= Brief =
Please retype the records below exactly, leaving out any pictures.

▽

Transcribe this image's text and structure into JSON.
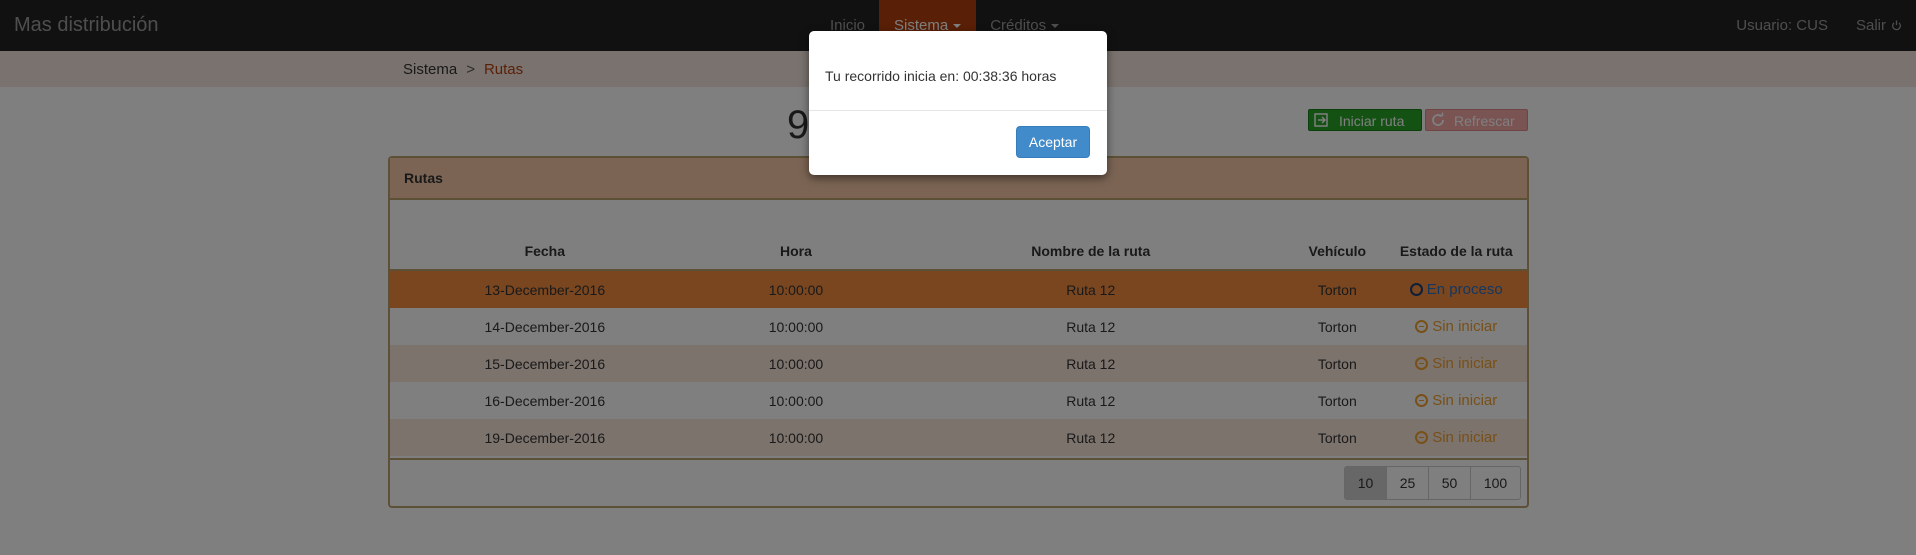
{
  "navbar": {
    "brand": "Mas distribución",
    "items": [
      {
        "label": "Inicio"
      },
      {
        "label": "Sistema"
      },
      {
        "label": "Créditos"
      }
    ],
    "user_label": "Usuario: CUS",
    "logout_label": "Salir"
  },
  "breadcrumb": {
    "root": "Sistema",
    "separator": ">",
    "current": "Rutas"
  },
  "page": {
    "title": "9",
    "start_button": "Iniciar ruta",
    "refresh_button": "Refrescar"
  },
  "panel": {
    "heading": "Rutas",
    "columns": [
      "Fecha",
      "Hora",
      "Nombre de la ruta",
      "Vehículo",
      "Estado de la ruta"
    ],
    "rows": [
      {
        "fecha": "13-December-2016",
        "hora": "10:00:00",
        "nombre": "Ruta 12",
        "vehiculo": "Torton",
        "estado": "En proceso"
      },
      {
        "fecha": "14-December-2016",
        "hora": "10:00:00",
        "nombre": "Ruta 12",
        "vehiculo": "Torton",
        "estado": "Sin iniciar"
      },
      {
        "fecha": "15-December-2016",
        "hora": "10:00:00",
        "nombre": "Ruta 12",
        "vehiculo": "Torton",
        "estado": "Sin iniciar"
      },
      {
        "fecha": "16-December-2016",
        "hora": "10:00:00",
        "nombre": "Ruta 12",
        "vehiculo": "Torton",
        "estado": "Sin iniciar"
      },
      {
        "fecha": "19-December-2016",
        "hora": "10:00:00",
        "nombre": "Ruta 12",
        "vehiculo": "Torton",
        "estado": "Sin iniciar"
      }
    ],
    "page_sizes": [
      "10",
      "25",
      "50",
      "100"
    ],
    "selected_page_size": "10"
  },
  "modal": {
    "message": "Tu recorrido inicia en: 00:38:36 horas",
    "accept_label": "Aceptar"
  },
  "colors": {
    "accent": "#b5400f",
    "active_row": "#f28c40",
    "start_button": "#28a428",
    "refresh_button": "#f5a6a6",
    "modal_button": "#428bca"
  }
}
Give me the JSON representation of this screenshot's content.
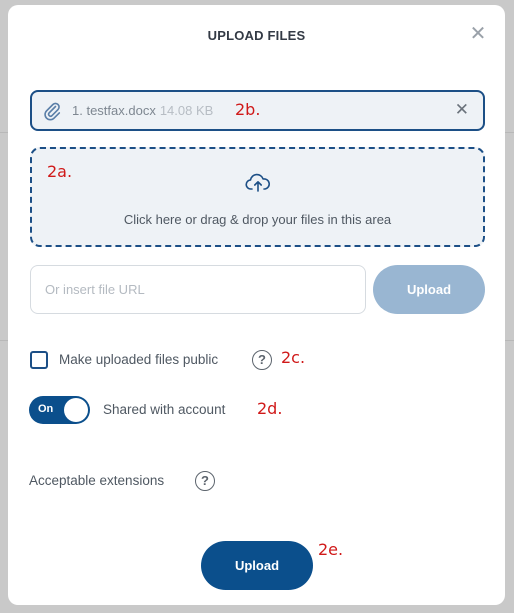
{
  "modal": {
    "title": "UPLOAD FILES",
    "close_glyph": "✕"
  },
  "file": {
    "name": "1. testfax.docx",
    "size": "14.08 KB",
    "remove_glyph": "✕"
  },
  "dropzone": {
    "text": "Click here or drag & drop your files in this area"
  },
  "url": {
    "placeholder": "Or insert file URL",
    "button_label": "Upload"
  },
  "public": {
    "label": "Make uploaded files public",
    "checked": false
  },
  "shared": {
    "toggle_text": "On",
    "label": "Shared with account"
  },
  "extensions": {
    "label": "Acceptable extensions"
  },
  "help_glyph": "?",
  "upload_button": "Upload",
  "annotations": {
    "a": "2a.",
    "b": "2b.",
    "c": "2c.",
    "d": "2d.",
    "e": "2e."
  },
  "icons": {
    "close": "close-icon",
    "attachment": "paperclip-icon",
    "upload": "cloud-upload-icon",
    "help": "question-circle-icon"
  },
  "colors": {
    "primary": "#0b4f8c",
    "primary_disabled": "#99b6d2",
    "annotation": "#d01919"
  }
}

△

= Written solution =
Transcribe this image's text and structure into JSON.
{
  "navbar": {
    "brand": "Mas distribución",
    "items": [
      {
        "label": "Inicio"
      },
      {
        "label": "Sistema"
      },
      {
        "label": "Créditos"
      }
    ],
    "user_label": "Usuario: CUS",
    "logout_label": "Salir"
  },
  "breadcrumb": {
    "root": "Sistema",
    "separator": ">",
    "current": "Rutas"
  },
  "page": {
    "title": "9",
    "start_button": "Iniciar ruta",
    "refresh_button": "Refrescar"
  },
  "panel": {
    "heading": "Rutas",
    "columns": [
      "Fecha",
      "Hora",
      "Nombre de la ruta",
      "Vehículo",
      "Estado de la ruta"
    ],
    "rows": [
      {
        "fecha": "13-December-2016",
        "hora": "10:00:00",
        "nombre": "Ruta 12",
        "vehiculo": "Torton",
        "estado": "En proceso"
      },
      {
        "fecha": "14-December-2016",
        "hora": "10:00:00",
        "nombre": "Ruta 12",
        "vehiculo": "Torton",
        "estado": "Sin iniciar"
      },
      {
        "fecha": "15-December-2016",
        "hora": "10:00:00",
        "nombre": "Ruta 12",
        "vehiculo": "Torton",
        "estado": "Sin iniciar"
      },
      {
        "fecha": "16-December-2016",
        "hora": "10:00:00",
        "nombre": "Ruta 12",
        "vehiculo": "Torton",
        "estado": "Sin iniciar"
      },
      {
        "fecha": "19-December-2016",
        "hora": "10:00:00",
        "nombre": "Ruta 12",
        "vehiculo": "Torton",
        "estado": "Sin iniciar"
      }
    ],
    "page_sizes": [
      "10",
      "25",
      "50",
      "100"
    ],
    "selected_page_size": "10"
  },
  "modal": {
    "message": "Tu recorrido inicia en: 00:38:36 horas",
    "accept_label": "Aceptar"
  },
  "colors": {
    "accent": "#b5400f",
    "active_row": "#f28c40",
    "start_button": "#28a428",
    "refresh_button": "#f5a6a6",
    "modal_button": "#428bca"
  }
}
Give me the JSON representation of this screenshot's content.
{
  "modal": {
    "title": "UPLOAD FILES",
    "close_glyph": "✕"
  },
  "file": {
    "name": "1. testfax.docx",
    "size": "14.08 KB",
    "remove_glyph": "✕"
  },
  "dropzone": {
    "text": "Click here or drag & drop your files in this area"
  },
  "url": {
    "placeholder": "Or insert file URL",
    "button_label": "Upload"
  },
  "public": {
    "label": "Make uploaded files public",
    "checked": false
  },
  "shared": {
    "toggle_text": "On",
    "label": "Shared with account"
  },
  "extensions": {
    "label": "Acceptable extensions"
  },
  "help_glyph": "?",
  "upload_button": "Upload",
  "annotations": {
    "a": "2a.",
    "b": "2b.",
    "c": "2c.",
    "d": "2d.",
    "e": "2e."
  },
  "icons": {
    "close": "close-icon",
    "attachment": "paperclip-icon",
    "upload": "cloud-upload-icon",
    "help": "question-circle-icon"
  },
  "colors": {
    "primary": "#0b4f8c",
    "primary_disabled": "#99b6d2",
    "annotation": "#d01919"
  }
}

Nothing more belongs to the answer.